* PROBLEM *
From the forum thread below on fast memory copying, print everything from "The first my" down to "Faster Memcopy ...", word for word.

* PAGE EXTRACT *
^^^^^^^^
The first my post here, written in almost proper english and very descriptive has all the info to implement fully safe algo without any assumptions or silent substitutions/hiding of errors. Sometimes I agree with the topic paster on the thought that the more descriptive and full information one tries to provide - the less respect and carefull attention to the one's descriptions/writings one haves.

nidud

  • Member
  • *****
  • Posts: 2240
    • https://github.com/nidud/asmc
Re: Faster Memcopy ...
« Reply #50 on: March 20, 2015, 12:11:59 AM »
nidud,
your code has still the same problem - you for some reason check only first 32 bytes of the string, but the rest you're assuming safe to do two reads and only one check - the same bug there. Your code now is partially "safe" only with the strings with size smaller that 32 bytes - any other string will crash your code if it is placed in such a manner that it's zero terminator is closer to the page end than 32 bytes - i.e. if string terminated at 1...31 bytes from the page end.

The code won’t fail   :P

To put your mind at ease, this test the last 32 bytes
Code: [Select]
    .if VirtualAlloc(0,4096,MEM_COMMIT,PAGE_READWRITE)
^^^^^^^^
* RECORDS PROVIDED *
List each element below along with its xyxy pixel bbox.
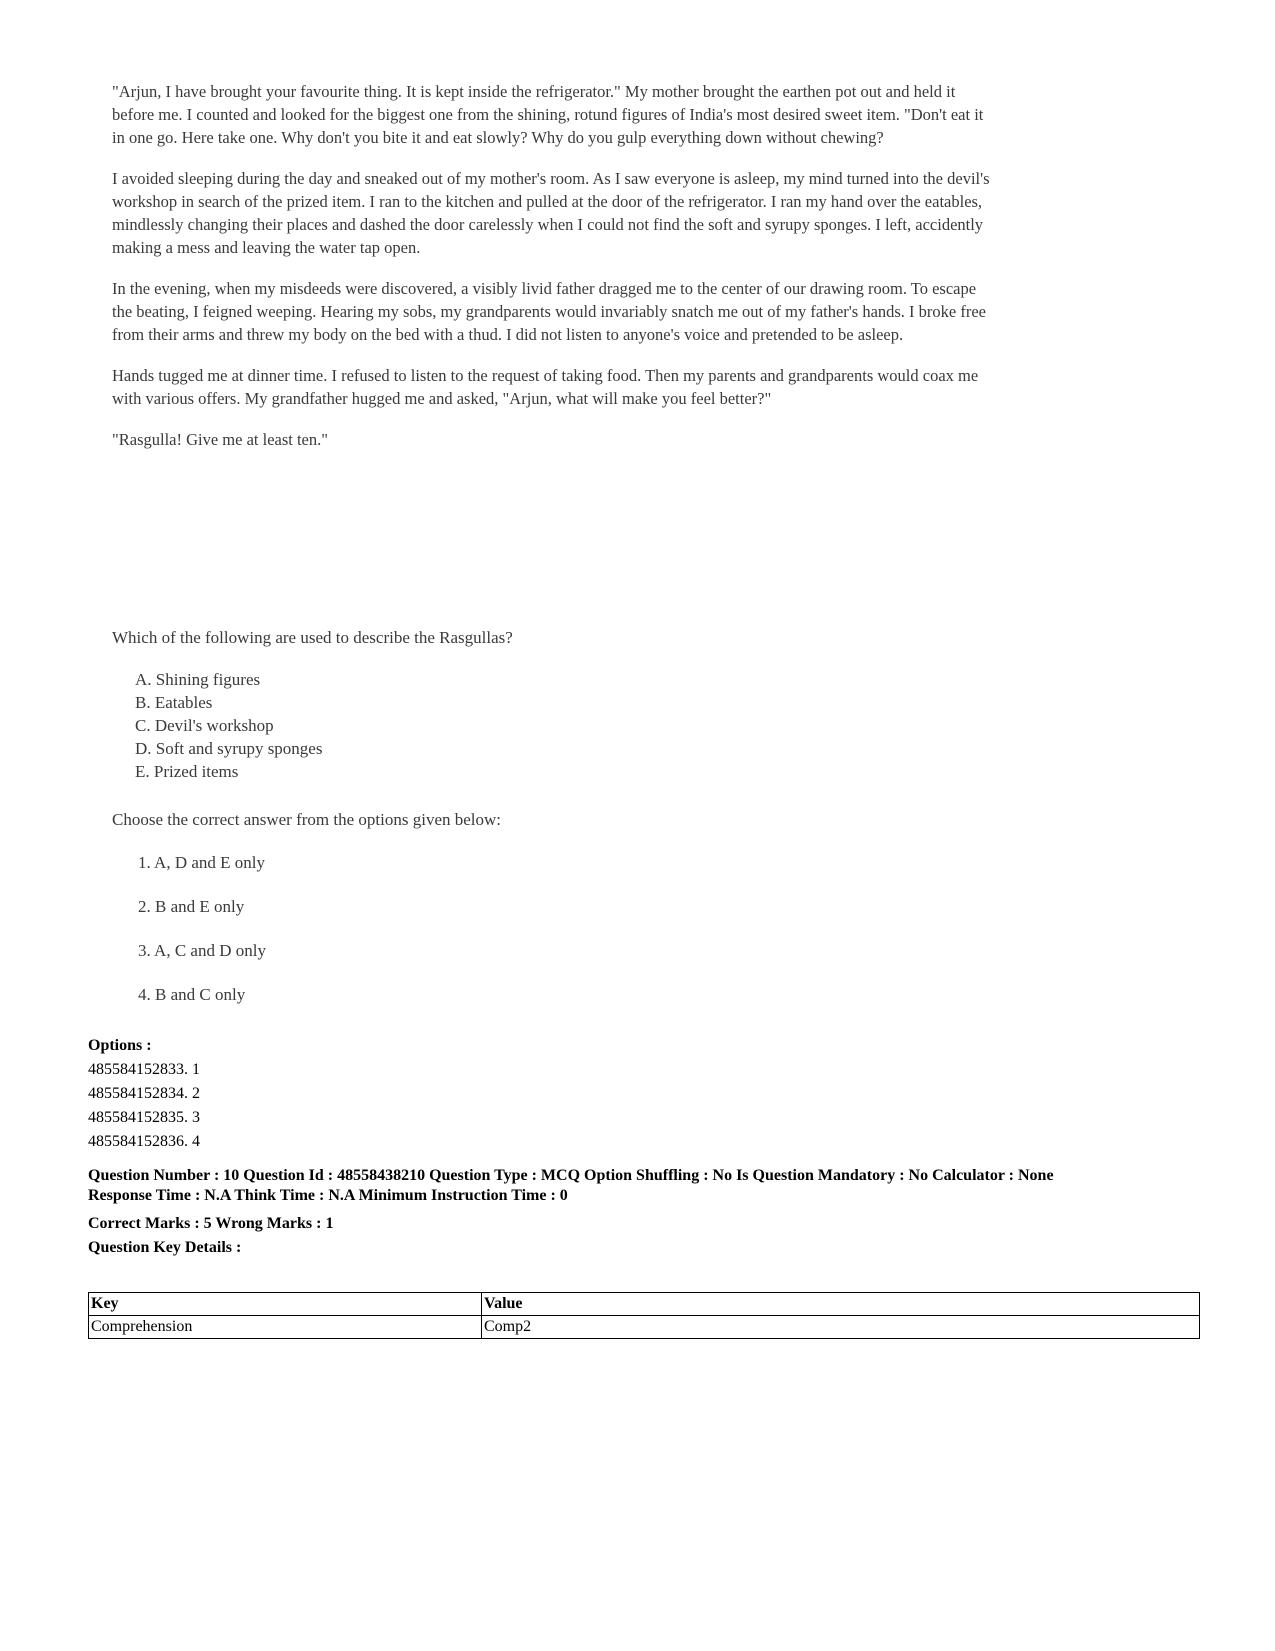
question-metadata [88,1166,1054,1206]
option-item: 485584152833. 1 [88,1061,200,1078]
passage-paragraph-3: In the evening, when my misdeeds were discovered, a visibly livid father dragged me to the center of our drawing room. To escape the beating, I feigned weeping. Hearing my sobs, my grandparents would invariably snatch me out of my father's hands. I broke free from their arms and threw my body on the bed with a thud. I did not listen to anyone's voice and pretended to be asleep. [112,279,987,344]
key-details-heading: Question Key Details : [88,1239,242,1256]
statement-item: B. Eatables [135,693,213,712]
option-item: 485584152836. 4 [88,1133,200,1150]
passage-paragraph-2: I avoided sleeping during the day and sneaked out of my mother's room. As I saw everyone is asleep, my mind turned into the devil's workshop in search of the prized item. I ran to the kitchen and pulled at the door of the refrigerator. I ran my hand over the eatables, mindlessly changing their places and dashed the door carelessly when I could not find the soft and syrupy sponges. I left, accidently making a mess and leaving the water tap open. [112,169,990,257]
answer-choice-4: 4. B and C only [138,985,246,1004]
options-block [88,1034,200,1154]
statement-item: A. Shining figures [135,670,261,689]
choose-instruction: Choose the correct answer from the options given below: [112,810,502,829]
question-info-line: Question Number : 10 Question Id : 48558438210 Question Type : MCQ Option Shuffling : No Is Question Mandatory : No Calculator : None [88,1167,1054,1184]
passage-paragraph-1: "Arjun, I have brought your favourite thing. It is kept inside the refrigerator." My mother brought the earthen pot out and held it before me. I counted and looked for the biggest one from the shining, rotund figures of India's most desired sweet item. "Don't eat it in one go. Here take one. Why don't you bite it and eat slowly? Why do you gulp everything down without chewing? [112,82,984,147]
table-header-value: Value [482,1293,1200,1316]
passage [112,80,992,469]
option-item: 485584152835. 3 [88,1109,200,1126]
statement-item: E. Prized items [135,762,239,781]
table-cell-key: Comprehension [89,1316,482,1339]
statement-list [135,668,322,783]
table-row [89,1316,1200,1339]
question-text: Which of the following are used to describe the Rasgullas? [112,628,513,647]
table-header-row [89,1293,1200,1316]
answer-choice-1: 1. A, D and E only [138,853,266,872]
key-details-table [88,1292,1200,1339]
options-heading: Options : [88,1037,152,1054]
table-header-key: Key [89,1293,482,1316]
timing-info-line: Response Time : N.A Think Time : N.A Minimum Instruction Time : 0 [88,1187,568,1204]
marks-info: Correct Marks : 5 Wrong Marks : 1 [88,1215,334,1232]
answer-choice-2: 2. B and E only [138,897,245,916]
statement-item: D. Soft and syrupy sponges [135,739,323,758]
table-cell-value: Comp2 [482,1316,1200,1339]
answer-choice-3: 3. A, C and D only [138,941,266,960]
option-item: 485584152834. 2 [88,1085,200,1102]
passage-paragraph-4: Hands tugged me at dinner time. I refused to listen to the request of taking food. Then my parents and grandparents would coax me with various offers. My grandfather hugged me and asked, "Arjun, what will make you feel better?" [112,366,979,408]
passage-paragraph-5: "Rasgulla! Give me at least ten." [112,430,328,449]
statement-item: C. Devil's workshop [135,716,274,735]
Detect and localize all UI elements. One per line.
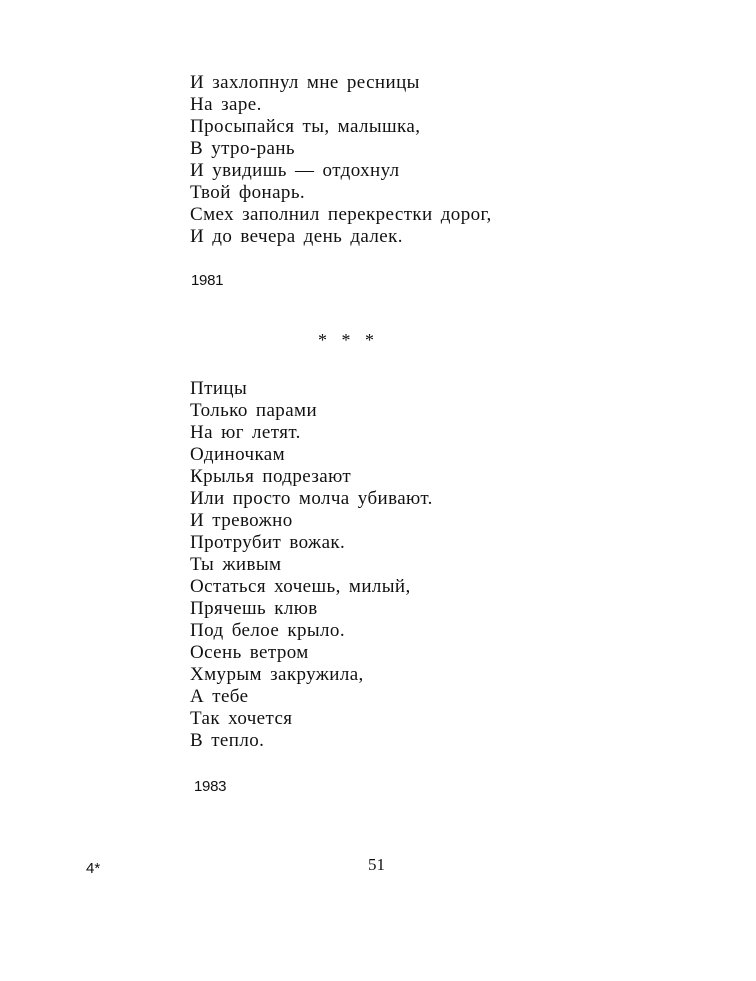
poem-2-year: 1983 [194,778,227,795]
^^^^^^^^
* OUTPUT BELOW *
The first my post here, written in almost proper english and very descriptive has all the info to implement fully safe algo without any assumptions or silent substitutions/hiding of errors. Sometimes I agree with the topic paster on the thought that the more descriptive and full information one tries to provide - the less respect and carefull attention to the one's descriptions/writings one haves.

nidud

  • Member
  • *****
  • Posts: 2240
    • https://github.com/nidud/asmc
Re: Faster Memcopy ...